◆ **Aim of the task**
Send each entry back exactly as given, pictures excluded.

——

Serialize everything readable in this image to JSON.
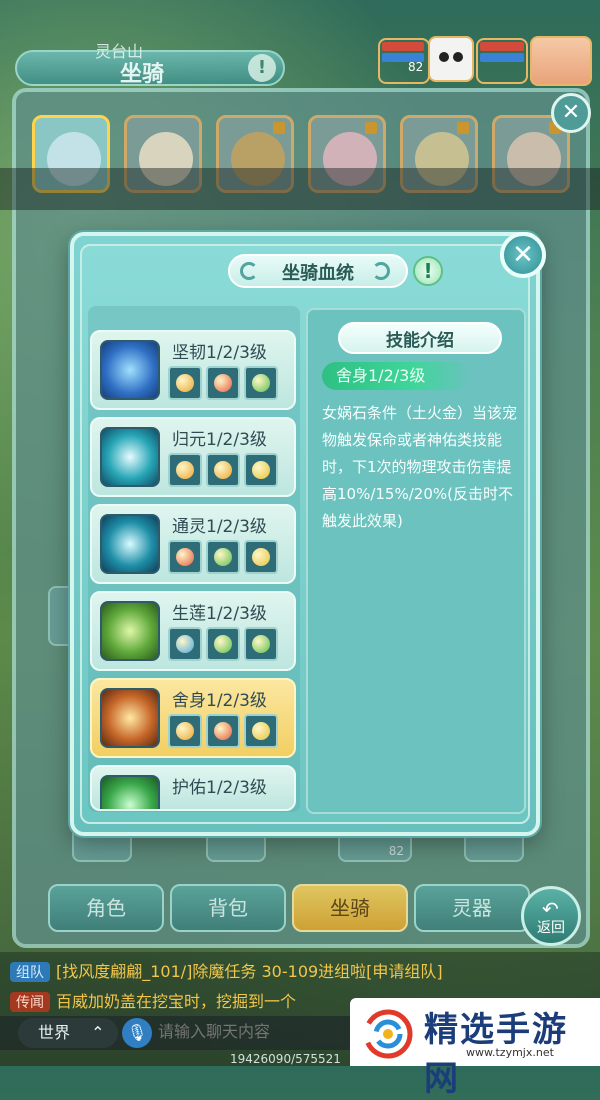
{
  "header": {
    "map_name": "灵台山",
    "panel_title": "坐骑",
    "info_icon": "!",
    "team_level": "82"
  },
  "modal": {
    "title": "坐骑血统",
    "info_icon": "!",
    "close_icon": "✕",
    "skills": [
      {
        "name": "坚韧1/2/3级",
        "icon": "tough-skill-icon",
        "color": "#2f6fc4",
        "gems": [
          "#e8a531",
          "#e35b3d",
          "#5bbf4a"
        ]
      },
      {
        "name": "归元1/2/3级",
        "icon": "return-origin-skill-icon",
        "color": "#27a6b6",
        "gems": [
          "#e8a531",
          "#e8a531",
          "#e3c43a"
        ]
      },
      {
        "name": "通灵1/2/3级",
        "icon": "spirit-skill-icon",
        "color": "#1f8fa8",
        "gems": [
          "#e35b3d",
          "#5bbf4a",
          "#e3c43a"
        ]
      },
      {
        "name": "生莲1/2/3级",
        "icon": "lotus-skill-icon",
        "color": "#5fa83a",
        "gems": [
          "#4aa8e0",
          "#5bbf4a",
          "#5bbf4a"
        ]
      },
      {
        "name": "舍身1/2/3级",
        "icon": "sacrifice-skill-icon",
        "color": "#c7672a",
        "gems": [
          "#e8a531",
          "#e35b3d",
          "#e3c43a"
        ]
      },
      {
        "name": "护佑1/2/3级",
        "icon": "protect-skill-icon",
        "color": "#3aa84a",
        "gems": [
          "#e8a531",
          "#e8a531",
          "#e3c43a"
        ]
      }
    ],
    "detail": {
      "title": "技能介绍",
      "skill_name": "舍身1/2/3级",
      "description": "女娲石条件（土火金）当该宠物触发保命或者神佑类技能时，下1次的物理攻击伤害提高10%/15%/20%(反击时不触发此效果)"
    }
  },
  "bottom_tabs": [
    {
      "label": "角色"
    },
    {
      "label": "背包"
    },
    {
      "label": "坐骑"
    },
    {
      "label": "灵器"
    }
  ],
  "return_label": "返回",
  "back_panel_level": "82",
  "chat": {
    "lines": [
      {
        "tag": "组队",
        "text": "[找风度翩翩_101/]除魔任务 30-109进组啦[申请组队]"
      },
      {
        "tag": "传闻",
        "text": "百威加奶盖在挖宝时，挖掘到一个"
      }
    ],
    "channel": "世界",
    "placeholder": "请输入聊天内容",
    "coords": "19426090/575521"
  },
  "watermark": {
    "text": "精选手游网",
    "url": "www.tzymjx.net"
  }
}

——

◆ **Exercise result**
Serialize everything readable in this image to JSON.
{
  "header": {
    "map_name": "灵台山",
    "panel_title": "坐骑",
    "info_icon": "!",
    "team_level": "82"
  },
  "modal": {
    "title": "坐骑血统",
    "info_icon": "!",
    "close_icon": "✕",
    "skills": [
      {
        "name": "坚韧1/2/3级",
        "icon": "tough-skill-icon",
        "color": "#2f6fc4",
        "gems": [
          "#e8a531",
          "#e35b3d",
          "#5bbf4a"
        ]
      },
      {
        "name": "归元1/2/3级",
        "icon": "return-origin-skill-icon",
        "color": "#27a6b6",
        "gems": [
          "#e8a531",
          "#e8a531",
          "#e3c43a"
        ]
      },
      {
        "name": "通灵1/2/3级",
        "icon": "spirit-skill-icon",
        "color": "#1f8fa8",
        "gems": [
          "#e35b3d",
          "#5bbf4a",
          "#e3c43a"
        ]
      },
      {
        "name": "生莲1/2/3级",
        "icon": "lotus-skill-icon",
        "color": "#5fa83a",
        "gems": [
          "#4aa8e0",
          "#5bbf4a",
          "#5bbf4a"
        ]
      },
      {
        "name": "舍身1/2/3级",
        "icon": "sacrifice-skill-icon",
        "color": "#c7672a",
        "gems": [
          "#e8a531",
          "#e35b3d",
          "#e3c43a"
        ]
      },
      {
        "name": "护佑1/2/3级",
        "icon": "protect-skill-icon",
        "color": "#3aa84a",
        "gems": [
          "#e8a531",
          "#e8a531",
          "#e3c43a"
        ]
      }
    ],
    "detail": {
      "title": "技能介绍",
      "skill_name": "舍身1/2/3级",
      "description": "女娲石条件（土火金）当该宠物触发保命或者神佑类技能时，下1次的物理攻击伤害提高10%/15%/20%(反击时不触发此效果)"
    }
  },
  "bottom_tabs": [
    {
      "label": "角色"
    },
    {
      "label": "背包"
    },
    {
      "label": "坐骑"
    },
    {
      "label": "灵器"
    }
  ],
  "return_label": "返回",
  "back_panel_level": "82",
  "chat": {
    "lines": [
      {
        "tag": "组队",
        "text": "[找风度翩翩_101/]除魔任务 30-109进组啦[申请组队]"
      },
      {
        "tag": "传闻",
        "text": "百威加奶盖在挖宝时，挖掘到一个"
      }
    ],
    "channel": "世界",
    "placeholder": "请输入聊天内容",
    "coords": "19426090/575521"
  },
  "watermark": {
    "text": "精选手游网",
    "url": "www.tzymjx.net"
  }
}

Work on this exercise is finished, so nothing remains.